=== Data in this exercise ===

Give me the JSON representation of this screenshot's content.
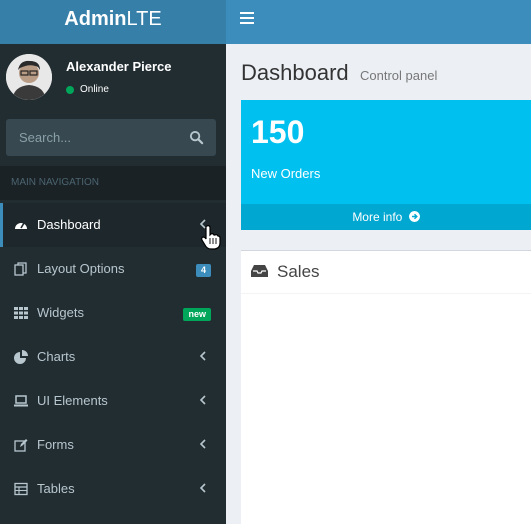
{
  "header": {
    "logo_bold": "Admin",
    "logo_light": "LTE"
  },
  "user": {
    "name": "Alexander Pierce",
    "status": "Online"
  },
  "search": {
    "placeholder": "Search..."
  },
  "sidebar": {
    "nav_header": "MAIN NAVIGATION",
    "items": [
      {
        "label": "Dashboard",
        "icon": "dashboard-icon"
      },
      {
        "label": "Layout Options",
        "icon": "files-icon",
        "badge": "4"
      },
      {
        "label": "Widgets",
        "icon": "grid-icon",
        "badge": "new"
      },
      {
        "label": "Charts",
        "icon": "pie-chart-icon"
      },
      {
        "label": "UI Elements",
        "icon": "laptop-icon"
      },
      {
        "label": "Forms",
        "icon": "edit-icon"
      },
      {
        "label": "Tables",
        "icon": "table-icon"
      }
    ]
  },
  "content": {
    "title": "Dashboard",
    "subtitle": "Control panel",
    "info_box": {
      "value": "150",
      "text": "New Orders",
      "link": "More info"
    },
    "sales_box": {
      "title": "Sales"
    }
  },
  "colors": {
    "brand": "#3c8dbc",
    "logo_bg": "#367fa9",
    "sidebar_bg": "#222d32",
    "info_bg": "#00c0ef",
    "online": "#00a65a"
  }
}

===

Set task:
Return the material exactly as given, apart from the pictures.

Written solution:
Give me the JSON representation of this screenshot's content.
{
  "header": {
    "logo_bold": "Admin",
    "logo_light": "LTE"
  },
  "user": {
    "name": "Alexander Pierce",
    "status": "Online"
  },
  "search": {
    "placeholder": "Search..."
  },
  "sidebar": {
    "nav_header": "MAIN NAVIGATION",
    "items": [
      {
        "label": "Dashboard",
        "icon": "dashboard-icon"
      },
      {
        "label": "Layout Options",
        "icon": "files-icon",
        "badge": "4"
      },
      {
        "label": "Widgets",
        "icon": "grid-icon",
        "badge": "new"
      },
      {
        "label": "Charts",
        "icon": "pie-chart-icon"
      },
      {
        "label": "UI Elements",
        "icon": "laptop-icon"
      },
      {
        "label": "Forms",
        "icon": "edit-icon"
      },
      {
        "label": "Tables",
        "icon": "table-icon"
      }
    ]
  },
  "content": {
    "title": "Dashboard",
    "subtitle": "Control panel",
    "info_box": {
      "value": "150",
      "text": "New Orders",
      "link": "More info"
    },
    "sales_box": {
      "title": "Sales"
    }
  },
  "colors": {
    "brand": "#3c8dbc",
    "logo_bg": "#367fa9",
    "sidebar_bg": "#222d32",
    "info_bg": "#00c0ef",
    "online": "#00a65a"
  }
}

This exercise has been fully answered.